→ **Your goal**: In full and without alteration, repeat the material.

→ **Data to process**:
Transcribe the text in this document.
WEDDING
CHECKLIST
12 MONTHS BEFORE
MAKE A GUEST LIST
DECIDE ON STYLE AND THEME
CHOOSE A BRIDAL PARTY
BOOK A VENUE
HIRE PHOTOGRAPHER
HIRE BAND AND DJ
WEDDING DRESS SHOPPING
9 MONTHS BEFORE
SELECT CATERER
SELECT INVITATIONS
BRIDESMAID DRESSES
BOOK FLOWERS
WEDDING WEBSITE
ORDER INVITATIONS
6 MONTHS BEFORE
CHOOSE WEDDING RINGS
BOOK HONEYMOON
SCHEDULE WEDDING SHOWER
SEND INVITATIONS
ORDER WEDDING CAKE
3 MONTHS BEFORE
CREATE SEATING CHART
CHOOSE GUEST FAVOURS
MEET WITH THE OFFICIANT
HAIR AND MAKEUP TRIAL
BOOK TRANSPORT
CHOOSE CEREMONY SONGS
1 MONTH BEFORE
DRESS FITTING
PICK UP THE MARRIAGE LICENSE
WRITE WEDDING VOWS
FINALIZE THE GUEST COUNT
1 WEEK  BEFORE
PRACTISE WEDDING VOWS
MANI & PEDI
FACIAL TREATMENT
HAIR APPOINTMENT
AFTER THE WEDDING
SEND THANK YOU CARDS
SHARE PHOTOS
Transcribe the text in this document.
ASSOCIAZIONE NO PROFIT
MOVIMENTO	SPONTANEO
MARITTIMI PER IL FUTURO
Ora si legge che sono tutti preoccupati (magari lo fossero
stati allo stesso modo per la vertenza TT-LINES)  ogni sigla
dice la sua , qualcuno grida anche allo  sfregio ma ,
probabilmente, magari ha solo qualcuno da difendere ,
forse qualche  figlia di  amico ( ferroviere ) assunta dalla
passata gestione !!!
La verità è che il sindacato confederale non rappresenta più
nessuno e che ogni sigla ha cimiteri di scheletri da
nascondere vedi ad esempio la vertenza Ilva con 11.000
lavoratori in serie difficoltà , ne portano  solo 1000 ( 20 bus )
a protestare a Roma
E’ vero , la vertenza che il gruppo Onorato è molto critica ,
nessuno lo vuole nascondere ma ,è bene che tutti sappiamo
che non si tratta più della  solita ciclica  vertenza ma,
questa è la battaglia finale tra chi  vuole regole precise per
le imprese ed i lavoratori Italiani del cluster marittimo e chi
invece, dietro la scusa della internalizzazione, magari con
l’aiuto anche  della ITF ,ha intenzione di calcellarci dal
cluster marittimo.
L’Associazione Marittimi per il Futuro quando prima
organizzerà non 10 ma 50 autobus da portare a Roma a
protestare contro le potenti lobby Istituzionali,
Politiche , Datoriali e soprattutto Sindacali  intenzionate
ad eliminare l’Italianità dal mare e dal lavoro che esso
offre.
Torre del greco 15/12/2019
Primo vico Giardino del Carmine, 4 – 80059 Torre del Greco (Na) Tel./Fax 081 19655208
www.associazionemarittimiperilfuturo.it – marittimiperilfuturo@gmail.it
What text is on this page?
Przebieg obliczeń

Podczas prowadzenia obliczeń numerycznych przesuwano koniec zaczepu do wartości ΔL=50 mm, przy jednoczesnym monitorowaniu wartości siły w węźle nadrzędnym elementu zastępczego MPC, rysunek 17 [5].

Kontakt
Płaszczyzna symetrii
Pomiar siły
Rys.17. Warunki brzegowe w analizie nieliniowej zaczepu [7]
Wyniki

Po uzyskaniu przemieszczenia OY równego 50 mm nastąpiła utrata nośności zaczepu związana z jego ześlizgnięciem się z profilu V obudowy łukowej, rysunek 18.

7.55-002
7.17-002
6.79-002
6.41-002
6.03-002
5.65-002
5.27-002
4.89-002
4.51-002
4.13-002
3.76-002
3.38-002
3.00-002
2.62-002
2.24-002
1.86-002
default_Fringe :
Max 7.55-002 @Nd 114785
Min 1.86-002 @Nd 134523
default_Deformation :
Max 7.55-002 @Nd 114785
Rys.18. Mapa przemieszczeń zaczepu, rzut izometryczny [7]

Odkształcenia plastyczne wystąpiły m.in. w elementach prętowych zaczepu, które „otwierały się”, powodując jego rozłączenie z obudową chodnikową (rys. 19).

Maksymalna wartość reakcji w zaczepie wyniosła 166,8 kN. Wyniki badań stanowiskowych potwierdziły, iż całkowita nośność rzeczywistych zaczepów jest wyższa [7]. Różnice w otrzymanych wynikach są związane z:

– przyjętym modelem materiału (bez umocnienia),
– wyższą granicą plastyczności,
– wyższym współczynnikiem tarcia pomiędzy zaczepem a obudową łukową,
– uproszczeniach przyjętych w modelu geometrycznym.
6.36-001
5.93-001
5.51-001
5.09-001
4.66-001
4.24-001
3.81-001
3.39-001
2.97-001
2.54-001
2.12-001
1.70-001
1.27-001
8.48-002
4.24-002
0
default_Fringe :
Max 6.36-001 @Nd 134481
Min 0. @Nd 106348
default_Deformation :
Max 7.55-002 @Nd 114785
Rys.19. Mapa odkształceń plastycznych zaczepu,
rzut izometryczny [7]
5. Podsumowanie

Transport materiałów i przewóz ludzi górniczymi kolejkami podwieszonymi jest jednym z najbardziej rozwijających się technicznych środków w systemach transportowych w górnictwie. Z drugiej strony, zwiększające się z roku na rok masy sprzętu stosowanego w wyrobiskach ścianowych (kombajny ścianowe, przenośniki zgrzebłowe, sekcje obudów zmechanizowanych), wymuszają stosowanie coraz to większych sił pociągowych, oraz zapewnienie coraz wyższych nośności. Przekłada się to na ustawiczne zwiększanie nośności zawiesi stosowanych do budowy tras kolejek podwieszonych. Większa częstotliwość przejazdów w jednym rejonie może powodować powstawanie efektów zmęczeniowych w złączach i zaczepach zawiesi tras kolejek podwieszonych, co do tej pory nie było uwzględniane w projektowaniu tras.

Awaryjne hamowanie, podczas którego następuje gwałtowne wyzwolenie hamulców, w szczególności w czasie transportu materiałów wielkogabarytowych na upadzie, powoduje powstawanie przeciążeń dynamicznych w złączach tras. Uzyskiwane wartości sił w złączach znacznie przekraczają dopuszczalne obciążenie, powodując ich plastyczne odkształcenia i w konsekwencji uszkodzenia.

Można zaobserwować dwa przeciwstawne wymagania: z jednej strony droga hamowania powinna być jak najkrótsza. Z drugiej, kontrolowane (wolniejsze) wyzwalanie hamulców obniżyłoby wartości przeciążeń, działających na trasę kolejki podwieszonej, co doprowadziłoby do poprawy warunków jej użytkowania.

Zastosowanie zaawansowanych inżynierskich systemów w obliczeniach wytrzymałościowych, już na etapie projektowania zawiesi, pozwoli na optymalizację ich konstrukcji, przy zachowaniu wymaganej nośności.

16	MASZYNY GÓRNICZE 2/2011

→ **Completed exercise**:
Transcribe the text in this document.
WEDDING
CHECKLIST
12 MONTHS BEFORE
MAKE A GUEST LIST
DECIDE ON STYLE AND THEME
CHOOSE A BRIDAL PARTY
BOOK A VENUE
HIRE PHOTOGRAPHER
HIRE BAND AND DJ
WEDDING DRESS SHOPPING
9 MONTHS BEFORE
SELECT CATERER
SELECT INVITATIONS
BRIDESMAID DRESSES
BOOK FLOWERS
WEDDING WEBSITE
ORDER INVITATIONS
6 MONTHS BEFORE
CHOOSE WEDDING RINGS
BOOK HONEYMOON
SCHEDULE WEDDING SHOWER
SEND INVITATIONS
ORDER WEDDING CAKE
3 MONTHS BEFORE
CREATE SEATING CHART
CHOOSE GUEST FAVOURS
MEET WITH THE OFFICIANT
HAIR AND MAKEUP TRIAL
BOOK TRANSPORT
CHOOSE CEREMONY SONGS
1 MONTH BEFORE
DRESS FITTING
PICK UP THE MARRIAGE LICENSE
WRITE WEDDING VOWS
FINALIZE THE GUEST COUNT
1 WEEK  BEFORE
PRACTISE WEDDING VOWS
MANI & PEDI
FACIAL TREATMENT
HAIR APPOINTMENT
AFTER THE WEDDING
SEND THANK YOU CARDS
SHARE PHOTOS
Transcribe the text in this document.
ASSOCIAZIONE NO PROFIT
MOVIMENTO	SPONTANEO
MARITTIMI PER IL FUTURO
Ora si legge che sono tutti preoccupati (magari lo fossero
stati allo stesso modo per la vertenza TT-LINES)  ogni sigla
dice la sua , qualcuno grida anche allo  sfregio ma ,
probabilmente, magari ha solo qualcuno da difendere ,
forse qualche  figlia di  amico ( ferroviere ) assunta dalla
passata gestione !!!
La verità è che il sindacato confederale non rappresenta più
nessuno e che ogni sigla ha cimiteri di scheletri da
nascondere vedi ad esempio la vertenza Ilva con 11.000
lavoratori in serie difficoltà , ne portano  solo 1000 ( 20 bus )
a protestare a Roma
E’ vero , la vertenza che il gruppo Onorato è molto critica ,
nessuno lo vuole nascondere ma ,è bene che tutti sappiamo
che non si tratta più della  solita ciclica  vertenza ma,
questa è la battaglia finale tra chi  vuole regole precise per
le imprese ed i lavoratori Italiani del cluster marittimo e chi
invece, dietro la scusa della internalizzazione, magari con
l’aiuto anche  della ITF ,ha intenzione di calcellarci dal
cluster marittimo.
L’Associazione Marittimi per il Futuro quando prima
organizzerà non 10 ma 50 autobus da portare a Roma a
protestare contro le potenti lobby Istituzionali,
Politiche , Datoriali e soprattutto Sindacali  intenzionate
ad eliminare l’Italianità dal mare e dal lavoro che esso
offre.
Torre del greco 15/12/2019
Primo vico Giardino del Carmine, 4 – 80059 Torre del Greco (Na) Tel./Fax 081 19655208
www.associazionemarittimiperilfuturo.it – marittimiperilfuturo@gmail.it
What text is on this page?
Przebieg obliczeń

Podczas prowadzenia obliczeń numerycznych przesuwano koniec zaczepu do wartości ΔL=50 mm, przy jednoczesnym monitorowaniu wartości siły w węźle nadrzędnym elementu zastępczego MPC, rysunek 17 [5].

Kontakt
Płaszczyzna symetrii
Pomiar siły
Rys.17. Warunki brzegowe w analizie nieliniowej zaczepu [7]
Wyniki

Po uzyskaniu przemieszczenia OY równego 50 mm nastąpiła utrata nośności zaczepu związana z jego ześlizgnięciem się z profilu V obudowy łukowej, rysunek 18.

7.55-002
7.17-002
6.79-002
6.41-002
6.03-002
5.65-002
5.27-002
4.89-002
4.51-002
4.13-002
3.76-002
3.38-002
3.00-002
2.62-002
2.24-002
1.86-002
default_Fringe :
Max 7.55-002 @Nd 114785
Min 1.86-002 @Nd 134523
default_Deformation :
Max 7.55-002 @Nd 114785
Rys.18. Mapa przemieszczeń zaczepu, rzut izometryczny [7]

Odkształcenia plastyczne wystąpiły m.in. w elementach prętowych zaczepu, które „otwierały się”, powodując jego rozłączenie z obudową chodnikową (rys. 19).

Maksymalna wartość reakcji w zaczepie wyniosła 166,8 kN. Wyniki badań stanowiskowych potwierdziły, iż całkowita nośność rzeczywistych zaczepów jest wyższa [7]. Różnice w otrzymanych wynikach są związane z:

– przyjętym modelem materiału (bez umocnienia),
– wyższą granicą plastyczności,
– wyższym współczynnikiem tarcia pomiędzy zaczepem a obudową łukową,
– uproszczeniach przyjętych w modelu geometrycznym.
6.36-001
5.93-001
5.51-001
5.09-001
4.66-001
4.24-001
3.81-001
3.39-001
2.97-001
2.54-001
2.12-001
1.70-001
1.27-001
8.48-002
4.24-002
0
default_Fringe :
Max 6.36-001 @Nd 134481
Min 0. @Nd 106348
default_Deformation :
Max 7.55-002 @Nd 114785
Rys.19. Mapa odkształceń plastycznych zaczepu,
rzut izometryczny [7]
5. Podsumowanie

Transport materiałów i przewóz ludzi górniczymi kolejkami podwieszonymi jest jednym z najbardziej rozwijających się technicznych środków w systemach transportowych w górnictwie. Z drugiej strony, zwiększające się z roku na rok masy sprzętu stosowanego w wyrobiskach ścianowych (kombajny ścianowe, przenośniki zgrzebłowe, sekcje obudów zmechanizowanych), wymuszają stosowanie coraz to większych sił pociągowych, oraz zapewnienie coraz wyższych nośności. Przekłada się to na ustawiczne zwiększanie nośności zawiesi stosowanych do budowy tras kolejek podwieszonych. Większa częstotliwość przejazdów w jednym rejonie może powodować powstawanie efektów zmęczeniowych w złączach i zaczepach zawiesi tras kolejek podwieszonych, co do tej pory nie było uwzględniane w projektowaniu tras.

Awaryjne hamowanie, podczas którego następuje gwałtowne wyzwolenie hamulców, w szczególności w czasie transportu materiałów wielkogabarytowych na upadzie, powoduje powstawanie przeciążeń dynamicznych w złączach tras. Uzyskiwane wartości sił w złączach znacznie przekraczają dopuszczalne obciążenie, powodując ich plastyczne odkształcenia i w konsekwencji uszkodzenia.

Można zaobserwować dwa przeciwstawne wymagania: z jednej strony droga hamowania powinna być jak najkrótsza. Z drugiej, kontrolowane (wolniejsze) wyzwalanie hamulców obniżyłoby wartości przeciążeń, działających na trasę kolejki podwieszonej, co doprowadziłoby do poprawy warunków jej użytkowania.

Zastosowanie zaawansowanych inżynierskich systemów w obliczeniach wytrzymałościowych, już na etapie projektowania zawiesi, pozwoli na optymalizację ich konstrukcji, przy zachowaniu wymaganej nośności.

16	MASZYNY GÓRNICZE 2/2011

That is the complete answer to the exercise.